Task brief: Set the following entries down again exactly, line by line.
==========
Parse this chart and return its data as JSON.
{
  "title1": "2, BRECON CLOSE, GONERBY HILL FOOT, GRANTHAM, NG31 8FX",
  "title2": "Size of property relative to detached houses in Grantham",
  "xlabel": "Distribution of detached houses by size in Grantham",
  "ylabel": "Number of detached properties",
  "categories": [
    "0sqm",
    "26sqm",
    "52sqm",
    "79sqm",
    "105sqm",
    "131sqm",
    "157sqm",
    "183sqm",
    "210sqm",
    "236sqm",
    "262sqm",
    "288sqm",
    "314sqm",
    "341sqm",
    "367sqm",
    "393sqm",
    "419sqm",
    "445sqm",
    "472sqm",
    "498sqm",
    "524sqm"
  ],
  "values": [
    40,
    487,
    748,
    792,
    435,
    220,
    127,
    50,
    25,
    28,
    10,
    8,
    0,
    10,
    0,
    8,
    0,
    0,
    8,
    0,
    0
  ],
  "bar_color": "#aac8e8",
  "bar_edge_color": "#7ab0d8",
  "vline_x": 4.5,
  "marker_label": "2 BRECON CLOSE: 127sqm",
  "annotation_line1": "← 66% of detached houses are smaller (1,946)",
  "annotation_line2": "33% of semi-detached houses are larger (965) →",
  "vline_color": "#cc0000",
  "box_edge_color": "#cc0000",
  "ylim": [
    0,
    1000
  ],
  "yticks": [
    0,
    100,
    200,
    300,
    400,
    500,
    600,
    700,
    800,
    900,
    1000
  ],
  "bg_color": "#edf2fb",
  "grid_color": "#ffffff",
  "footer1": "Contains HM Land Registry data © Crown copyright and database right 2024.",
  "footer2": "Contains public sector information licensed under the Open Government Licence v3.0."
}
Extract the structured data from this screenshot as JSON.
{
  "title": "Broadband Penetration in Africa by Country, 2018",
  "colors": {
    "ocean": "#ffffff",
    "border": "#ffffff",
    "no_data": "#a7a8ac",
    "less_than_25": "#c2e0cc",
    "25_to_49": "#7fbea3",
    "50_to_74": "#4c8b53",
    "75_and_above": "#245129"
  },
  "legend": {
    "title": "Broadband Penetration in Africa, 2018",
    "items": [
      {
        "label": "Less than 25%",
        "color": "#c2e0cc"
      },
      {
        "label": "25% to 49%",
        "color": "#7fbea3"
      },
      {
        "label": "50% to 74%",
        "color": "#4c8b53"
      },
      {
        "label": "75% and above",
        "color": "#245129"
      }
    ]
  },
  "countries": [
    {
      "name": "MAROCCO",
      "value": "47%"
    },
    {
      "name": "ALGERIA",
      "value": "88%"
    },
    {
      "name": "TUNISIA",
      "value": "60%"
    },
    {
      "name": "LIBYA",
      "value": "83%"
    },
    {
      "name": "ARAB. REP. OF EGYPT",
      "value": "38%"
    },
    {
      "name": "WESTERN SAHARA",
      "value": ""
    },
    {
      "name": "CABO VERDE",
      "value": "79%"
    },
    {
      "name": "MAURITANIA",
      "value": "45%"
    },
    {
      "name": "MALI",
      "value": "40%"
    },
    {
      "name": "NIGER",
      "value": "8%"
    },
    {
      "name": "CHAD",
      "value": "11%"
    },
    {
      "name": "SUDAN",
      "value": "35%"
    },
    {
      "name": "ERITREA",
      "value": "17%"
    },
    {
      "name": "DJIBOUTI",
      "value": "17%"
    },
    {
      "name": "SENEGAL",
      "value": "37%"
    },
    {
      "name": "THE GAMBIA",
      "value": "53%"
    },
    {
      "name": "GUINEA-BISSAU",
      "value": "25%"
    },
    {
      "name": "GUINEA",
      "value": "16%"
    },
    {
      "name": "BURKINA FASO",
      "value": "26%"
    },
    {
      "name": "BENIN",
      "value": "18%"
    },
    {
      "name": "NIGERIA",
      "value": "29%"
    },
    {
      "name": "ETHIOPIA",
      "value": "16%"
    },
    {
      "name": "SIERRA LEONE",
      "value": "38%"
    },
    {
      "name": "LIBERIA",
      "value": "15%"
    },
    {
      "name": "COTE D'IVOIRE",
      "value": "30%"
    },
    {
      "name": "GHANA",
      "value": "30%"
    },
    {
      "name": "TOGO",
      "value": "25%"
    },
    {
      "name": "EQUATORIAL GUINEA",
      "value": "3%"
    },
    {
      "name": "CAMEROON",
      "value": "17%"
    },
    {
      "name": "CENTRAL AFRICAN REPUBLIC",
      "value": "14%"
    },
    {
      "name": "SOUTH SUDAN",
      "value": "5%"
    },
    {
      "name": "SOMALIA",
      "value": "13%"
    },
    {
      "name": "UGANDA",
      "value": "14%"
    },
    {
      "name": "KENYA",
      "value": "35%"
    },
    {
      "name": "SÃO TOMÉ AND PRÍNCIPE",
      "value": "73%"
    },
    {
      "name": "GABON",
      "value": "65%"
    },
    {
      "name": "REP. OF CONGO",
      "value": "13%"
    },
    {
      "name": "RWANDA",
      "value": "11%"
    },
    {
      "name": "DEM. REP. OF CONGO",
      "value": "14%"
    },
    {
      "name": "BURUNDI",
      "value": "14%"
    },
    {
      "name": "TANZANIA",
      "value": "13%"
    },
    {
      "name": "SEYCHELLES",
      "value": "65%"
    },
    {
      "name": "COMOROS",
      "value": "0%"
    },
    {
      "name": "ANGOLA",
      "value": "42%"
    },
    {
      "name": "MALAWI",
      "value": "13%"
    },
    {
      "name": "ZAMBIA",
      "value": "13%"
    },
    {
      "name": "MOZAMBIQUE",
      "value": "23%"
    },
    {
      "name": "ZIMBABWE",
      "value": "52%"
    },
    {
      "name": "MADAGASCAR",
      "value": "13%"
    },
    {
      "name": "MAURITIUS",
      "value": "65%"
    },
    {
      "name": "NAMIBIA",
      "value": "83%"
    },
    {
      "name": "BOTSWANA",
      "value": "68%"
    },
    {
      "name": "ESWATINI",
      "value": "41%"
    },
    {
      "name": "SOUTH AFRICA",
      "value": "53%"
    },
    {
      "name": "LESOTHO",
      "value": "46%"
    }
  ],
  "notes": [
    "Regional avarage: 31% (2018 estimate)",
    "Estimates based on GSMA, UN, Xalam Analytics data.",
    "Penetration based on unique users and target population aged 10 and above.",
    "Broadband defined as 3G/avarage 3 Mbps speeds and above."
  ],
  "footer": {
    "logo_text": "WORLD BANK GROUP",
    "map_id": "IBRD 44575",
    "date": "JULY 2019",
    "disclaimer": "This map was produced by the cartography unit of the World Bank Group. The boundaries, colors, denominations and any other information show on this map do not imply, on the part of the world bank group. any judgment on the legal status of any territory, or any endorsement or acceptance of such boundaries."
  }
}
==========
Written solution:
Parse this chart and return its data as JSON.
{
  "title1": "2, BRECON CLOSE, GONERBY HILL FOOT, GRANTHAM, NG31 8FX",
  "title2": "Size of property relative to detached houses in Grantham",
  "xlabel": "Distribution of detached houses by size in Grantham",
  "ylabel": "Number of detached properties",
  "categories": [
    "0sqm",
    "26sqm",
    "52sqm",
    "79sqm",
    "105sqm",
    "131sqm",
    "157sqm",
    "183sqm",
    "210sqm",
    "236sqm",
    "262sqm",
    "288sqm",
    "314sqm",
    "341sqm",
    "367sqm",
    "393sqm",
    "419sqm",
    "445sqm",
    "472sqm",
    "498sqm",
    "524sqm"
  ],
  "values": [
    40,
    487,
    748,
    792,
    435,
    220,
    127,
    50,
    25,
    28,
    10,
    8,
    0,
    10,
    0,
    8,
    0,
    0,
    8,
    0,
    0
  ],
  "bar_color": "#aac8e8",
  "bar_edge_color": "#7ab0d8",
  "vline_x": 4.5,
  "marker_label": "2 BRECON CLOSE: 127sqm",
  "annotation_line1": "← 66% of detached houses are smaller (1,946)",
  "annotation_line2": "33% of semi-detached houses are larger (965) →",
  "vline_color": "#cc0000",
  "box_edge_color": "#cc0000",
  "ylim": [
    0,
    1000
  ],
  "yticks": [
    0,
    100,
    200,
    300,
    400,
    500,
    600,
    700,
    800,
    900,
    1000
  ],
  "bg_color": "#edf2fb",
  "grid_color": "#ffffff",
  "footer1": "Contains HM Land Registry data © Crown copyright and database right 2024.",
  "footer2": "Contains public sector information licensed under the Open Government Licence v3.0."
}
Extract the structured data from this screenshot as JSON.
{
  "title": "Broadband Penetration in Africa by Country, 2018",
  "colors": {
    "ocean": "#ffffff",
    "border": "#ffffff",
    "no_data": "#a7a8ac",
    "less_than_25": "#c2e0cc",
    "25_to_49": "#7fbea3",
    "50_to_74": "#4c8b53",
    "75_and_above": "#245129"
  },
  "legend": {
    "title": "Broadband Penetration in Africa, 2018",
    "items": [
      {
        "label": "Less than 25%",
        "color": "#c2e0cc"
      },
      {
        "label": "25% to 49%",
        "color": "#7fbea3"
      },
      {
        "label": "50% to 74%",
        "color": "#4c8b53"
      },
      {
        "label": "75% and above",
        "color": "#245129"
      }
    ]
  },
  "countries": [
    {
      "name": "MAROCCO",
      "value": "47%"
    },
    {
      "name": "ALGERIA",
      "value": "88%"
    },
    {
      "name": "TUNISIA",
      "value": "60%"
    },
    {
      "name": "LIBYA",
      "value": "83%"
    },
    {
      "name": "ARAB. REP. OF EGYPT",
      "value": "38%"
    },
    {
      "name": "WESTERN SAHARA",
      "value": ""
    },
    {
      "name": "CABO VERDE",
      "value": "79%"
    },
    {
      "name": "MAURITANIA",
      "value": "45%"
    },
    {
      "name": "MALI",
      "value": "40%"
    },
    {
      "name": "NIGER",
      "value": "8%"
    },
    {
      "name": "CHAD",
      "value": "11%"
    },
    {
      "name": "SUDAN",
      "value": "35%"
    },
    {
      "name": "ERITREA",
      "value": "17%"
    },
    {
      "name": "DJIBOUTI",
      "value": "17%"
    },
    {
      "name": "SENEGAL",
      "value": "37%"
    },
    {
      "name": "THE GAMBIA",
      "value": "53%"
    },
    {
      "name": "GUINEA-BISSAU",
      "value": "25%"
    },
    {
      "name": "GUINEA",
      "value": "16%"
    },
    {
      "name": "BURKINA FASO",
      "value": "26%"
    },
    {
      "name": "BENIN",
      "value": "18%"
    },
    {
      "name": "NIGERIA",
      "value": "29%"
    },
    {
      "name": "ETHIOPIA",
      "value": "16%"
    },
    {
      "name": "SIERRA LEONE",
      "value": "38%"
    },
    {
      "name": "LIBERIA",
      "value": "15%"
    },
    {
      "name": "COTE D'IVOIRE",
      "value": "30%"
    },
    {
      "name": "GHANA",
      "value": "30%"
    },
    {
      "name": "TOGO",
      "value": "25%"
    },
    {
      "name": "EQUATORIAL GUINEA",
      "value": "3%"
    },
    {
      "name": "CAMEROON",
      "value": "17%"
    },
    {
      "name": "CENTRAL AFRICAN REPUBLIC",
      "value": "14%"
    },
    {
      "name": "SOUTH SUDAN",
      "value": "5%"
    },
    {
      "name": "SOMALIA",
      "value": "13%"
    },
    {
      "name": "UGANDA",
      "value": "14%"
    },
    {
      "name": "KENYA",
      "value": "35%"
    },
    {
      "name": "SÃO TOMÉ AND PRÍNCIPE",
      "value": "73%"
    },
    {
      "name": "GABON",
      "value": "65%"
    },
    {
      "name": "REP. OF CONGO",
      "value": "13%"
    },
    {
      "name": "RWANDA",
      "value": "11%"
    },
    {
      "name": "DEM. REP. OF CONGO",
      "value": "14%"
    },
    {
      "name": "BURUNDI",
      "value": "14%"
    },
    {
      "name": "TANZANIA",
      "value": "13%"
    },
    {
      "name": "SEYCHELLES",
      "value": "65%"
    },
    {
      "name": "COMOROS",
      "value": "0%"
    },
    {
      "name": "ANGOLA",
      "value": "42%"
    },
    {
      "name": "MALAWI",
      "value": "13%"
    },
    {
      "name": "ZAMBIA",
      "value": "13%"
    },
    {
      "name": "MOZAMBIQUE",
      "value": "23%"
    },
    {
      "name": "ZIMBABWE",
      "value": "52%"
    },
    {
      "name": "MADAGASCAR",
      "value": "13%"
    },
    {
      "name": "MAURITIUS",
      "value": "65%"
    },
    {
      "name": "NAMIBIA",
      "value": "83%"
    },
    {
      "name": "BOTSWANA",
      "value": "68%"
    },
    {
      "name": "ESWATINI",
      "value": "41%"
    },
    {
      "name": "SOUTH AFRICA",
      "value": "53%"
    },
    {
      "name": "LESOTHO",
      "value": "46%"
    }
  ],
  "notes": [
    "Regional avarage: 31% (2018 estimate)",
    "Estimates based on GSMA, UN, Xalam Analytics data.",
    "Penetration based on unique users and target population aged 10 and above.",
    "Broadband defined as 3G/avarage 3 Mbps speeds and above."
  ],
  "footer": {
    "logo_text": "WORLD BANK GROUP",
    "map_id": "IBRD 44575",
    "date": "JULY 2019",
    "disclaimer": "This map was produced by the cartography unit of the World Bank Group. The boundaries, colors, denominations and any other information show on this map do not imply, on the part of the world bank group. any judgment on the legal status of any territory, or any endorsement or acceptance of such boundaries."
  }
}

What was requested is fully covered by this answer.